::: Text provided :::

The demolition of the New Haven Coliseum in New Haven, Connecticut

As part of the demolition industry, the history of building implosion is tied to the development of explosives technology.

One of the earliest documented attempts at building implosion was the 1773 razing of Holy Trinity Cathedral in Waterford, Ireland with 150 lb of gunpowder, a huge amount of explosive material at the time. The use of low velocity explosives produced a deafening explosion that instantly reduced the building to rubble.

The late 19th century saw the erection of—and ultimately the need to demolish—the first skyscrapers, which had more complicated structures, allowing greater heights. This led to other considerations in the explosives demolition of buildings, such as worker and spectator safety and limiting collateral damage. Benefiting from the availability of dynamite, a high-velocity explosive based on a stabilized form of nitroglycerine, and borrowing from techniques used in rock-blasting, such as staggered detonation of several small charges, the process of building implosion gradually became more efficient.

Following World War II, European demolition experts, faced with huge reconstruction projects in dense urban areas, gathered practical knowledge and experience for bringing down large structures without harming adjacent properties. This led to the emergence of a demolition industry that grew and matured during the latter half of the twentieth century. At the same time, the development of more efficient high-velocity explosives, such as RDX, and non-electrical firing systems combined to make this a period of time in which the building implosion technique was extensively used.

Popular Science Magazine, in 1959, published a series of photos of a building demolition by Jack Loizeaux—about a year before he incorporated his Maryland firm Controlled Demolition, Inc. In Washington DC, an 8-story apartment building was being removed from the site of the new State Department Building: "He laced the structure with 200 pounds of dynamite, set in half-pound charges to go off at split-second intervals....The building was down in 15 seconds flat....and all the rubble was in one neat pile."

:::

● **Task 1**
Answer these questions from the text on building implosion:
(a) How much gunpowder was used to raze Holy Trinity Cathedral in 1773?
(b) Which more efficient high-velocity explosive does the text name as developed after World War II?
(c) How long did the 8-story apartment building in Washington DC take to come down?
● **Task 2**
Extend the text on building implosion with a further paragraph that picks up after its final sentence.
The data that follows comes from a different source than the text on building implosion.

::: Record excerpts :::

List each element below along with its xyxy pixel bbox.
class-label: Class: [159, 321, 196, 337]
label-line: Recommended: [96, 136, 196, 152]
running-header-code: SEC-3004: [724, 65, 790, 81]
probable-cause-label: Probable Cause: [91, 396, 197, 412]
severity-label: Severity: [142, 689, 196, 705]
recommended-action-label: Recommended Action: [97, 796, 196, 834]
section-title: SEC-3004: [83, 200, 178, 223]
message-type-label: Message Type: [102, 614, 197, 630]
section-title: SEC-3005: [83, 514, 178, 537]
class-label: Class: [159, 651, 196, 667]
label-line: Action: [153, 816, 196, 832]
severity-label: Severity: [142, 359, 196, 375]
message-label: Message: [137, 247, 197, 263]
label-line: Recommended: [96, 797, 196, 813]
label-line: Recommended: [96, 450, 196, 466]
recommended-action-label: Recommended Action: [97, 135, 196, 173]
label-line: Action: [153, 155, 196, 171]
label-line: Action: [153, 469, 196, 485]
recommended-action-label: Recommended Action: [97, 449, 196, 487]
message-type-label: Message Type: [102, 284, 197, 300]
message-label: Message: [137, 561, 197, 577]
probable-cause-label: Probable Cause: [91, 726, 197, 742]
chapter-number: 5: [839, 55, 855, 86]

:::

● **Exercise output 1**
(a) 150 lb.
(b) RDX.
(c) 15 seconds.

● **Exercise output 2**
Meanwhile, public interest in the spectacle of controlled building implosion also grew. In 1993, MTV held a live broadcast of the demolition of two warehouses in Louisville, Kentucky, to promote the movie Demolition Man. On October 31, 1994, Philadelphia's Sears Eastern Regional Catalogue Headquarters was demolished, with an estimated 50,000 onlookers. Thomas Mazza, vice president of Mercer Wrecking, estimated the building's size as 25 million cubic feet, exceeding the size of the previous "largest implosion" record cited by Guinness, the Traymore Hotel in Atlantic City. The Las Vegas Strip has become well-known for making spectacles out of hotel implosions, of which around a dozen have taken place there since 1993.

Evolution in the mastery of controlled demolition led to the world record demolition of the Seattle Kingdome on March 26, 2000.

In 1997, the Royal Canberra Hospital in Canberra, Australia, was demolished. The main building did not fully disintegrate and had to be manually demolished. The explosion during the initial demolition attempt was not contained on the site and large pieces of debris were projected towards spectators 500 m away, in a location considered safe for viewing. A twelve-year-old girl was killed instantly, and nine others were injured. Large fragments of masonry and metal were found 650 m from the demolition site.

On October 24, 1998, the J. L. Hudson Department Store and Addition in Detroit, Michigan became the tallest, and the largest, building ever imploded.

On February 25, 2007, an unfinished Intel building known as the Intel Shell, on which construction had been halted in April 2001, was imploded in Austin, Texas.

The 2008 movie The Dark Knight features the demolition of the former Brach's candy factory in Chicago, disguised as a building complex in Gotham City being attacked.

On December 13, 2009, an unfinished 31-story condominium tower, known as the Ocean Tower (The Leaning Tower of South Padre Island), was imploded in South Padre Island, Texas. Construction on the new tower had begun in 2006, but it had been sinking unevenly during construction, which halted in 2008, and could not be saved. It is believed to be one of the tallest reinforced concrete structures ever imploded.

Building implosion has been successfully used at Department of Energy sites such as the Savannah River Site (SRS) in South Carolina and the Hanford Site in Washington. The SRS 185-3K or "K" Area Cooling Tower, built in 1992 to cool the water from the K Reactor, was no longer needed when the Cold War ended and was safely demolished by explosives demolition on May 25, 2010.

The Hanford Site Buildings 337, 337B, and the 309 Exhaust Stack, built in the early 1970s and vacated in the mid-2000s due to deteriorating physical condition, were safely razed by explosives on October 9, 2010.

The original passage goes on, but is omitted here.